• [What the task asks] Can you print the data exactly and leave out each image?

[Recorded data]
--------------------------------------------------
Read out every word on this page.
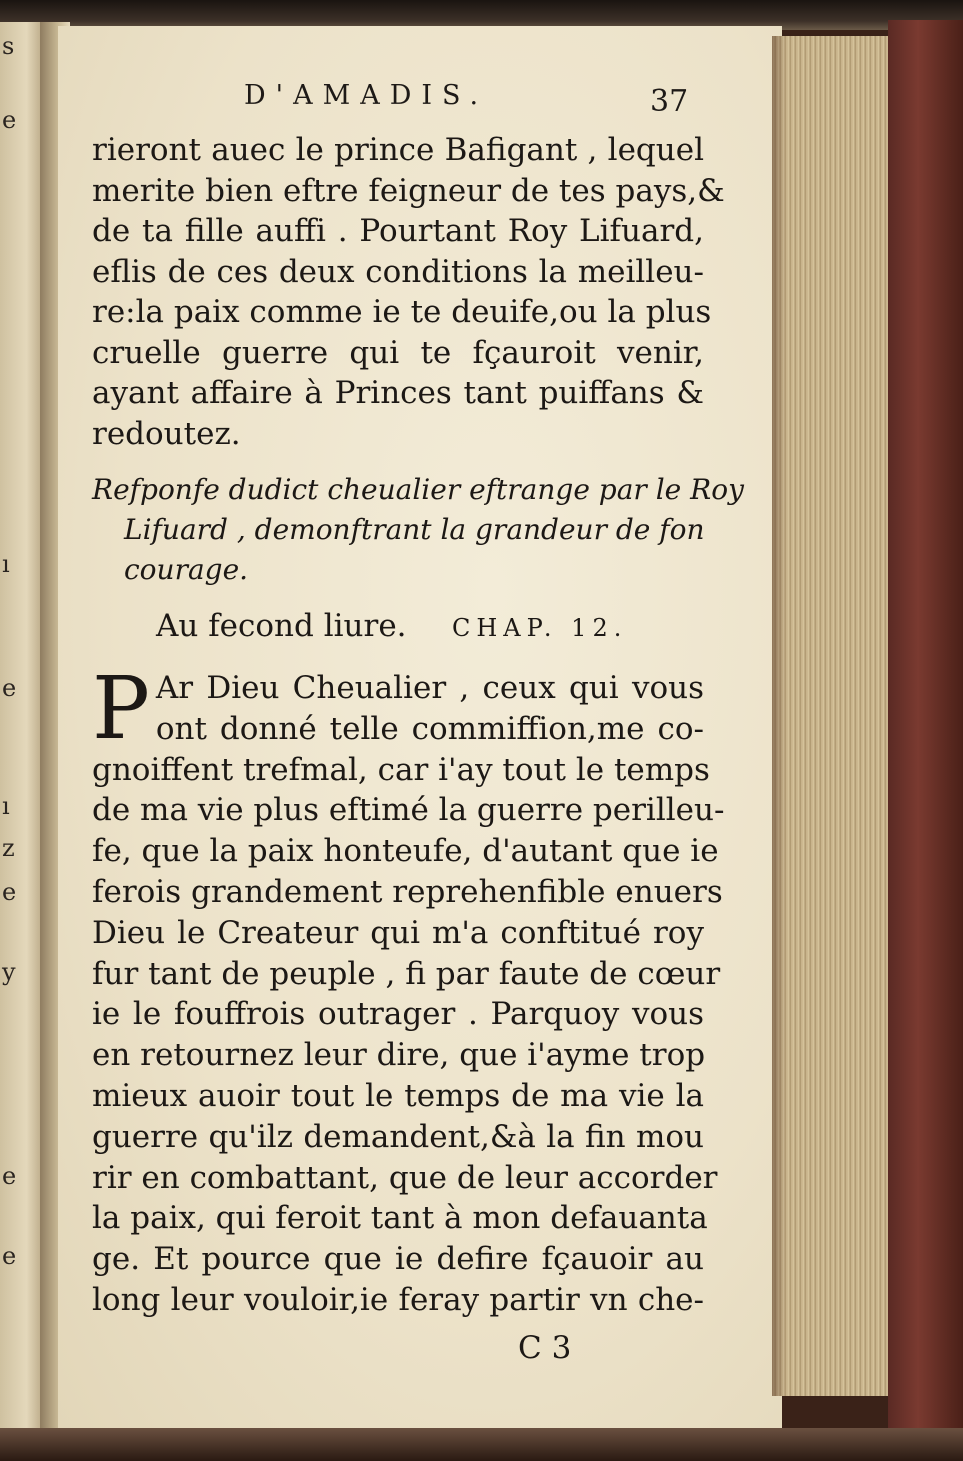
s
e
ı
e
ı
z
e
y
e
e
D'AMADIS.	37
rieront auec le prince Bafigant , lequel
merite bien eftre feigneur de tes pays,&
de ta fille auffi . Pourtant Roy Lifuard,
eflis de ces deux conditions la meilleu-
re:la paix comme ie te deuife,ou la plus
cruelle guerre qui te fçauroit venir,
ayant affaire à Princes tant puiffans &
redoutez.
Refponfe dudict cheualier eftrange par le Roy
Lifuard , demonftrant la grandeur de fon
courage.
Au fecond liure. CHAP. 12.
P Ar Dieu Cheualier , ceux qui vous
ont donné telle commiffion,me co-
gnoiffent trefmal, car i'ay tout le temps
de ma vie plus eftimé la guerre perilleu-
fe, que la paix honteufe, d'autant que ie
ferois grandement reprehenfible enuers
Dieu le Createur qui m'a conftitué roy
fur tant de peuple , fi par faute de cœur
ie le fouffrois outrager . Parquoy vous
en retournez leur dire, que i'ayme trop
mieux auoir tout le temps de ma vie la
guerre qu'ilz demandent,&à la fin mou
rir en combattant, que de leur accorder
la paix, qui feroit tant à mon defauanta
ge. Et pource que ie defire fçauoir au
long leur vouloir,ie feray partir vn che-
C 3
--------------------------------------------------
• [Full solution]
Read out every word on this page.
s
e
ı
e
ı
z
e
y
e
e
D'AMADIS.	37
rieront auec le prince Bafigant , lequel
merite bien eftre feigneur de tes pays,&
de ta fille auffi . Pourtant Roy Lifuard,
eflis de ces deux conditions la meilleu-
re:la paix comme ie te deuife,ou la plus
cruelle guerre qui te fçauroit venir,
ayant affaire à Princes tant puiffans &
redoutez.
Refponfe dudict cheualier eftrange par le Roy
Lifuard , demonftrant la grandeur de fon
courage.
Au fecond liure. CHAP. 12.
P Ar Dieu Cheualier , ceux qui vous
ont donné telle commiffion,me co-
gnoiffent trefmal, car i'ay tout le temps
de ma vie plus eftimé la guerre perilleu-
fe, que la paix honteufe, d'autant que ie
ferois grandement reprehenfible enuers
Dieu le Createur qui m'a conftitué roy
fur tant de peuple , fi par faute de cœur
ie le fouffrois outrager . Parquoy vous
en retournez leur dire, que i'ayme trop
mieux auoir tout le temps de ma vie la
guerre qu'ilz demandent,&à la fin mou
rir en combattant, que de leur accorder
la paix, qui feroit tant à mon defauanta
ge. Et pource que ie defire fçauoir au
long leur vouloir,ie feray partir vn che-
C 3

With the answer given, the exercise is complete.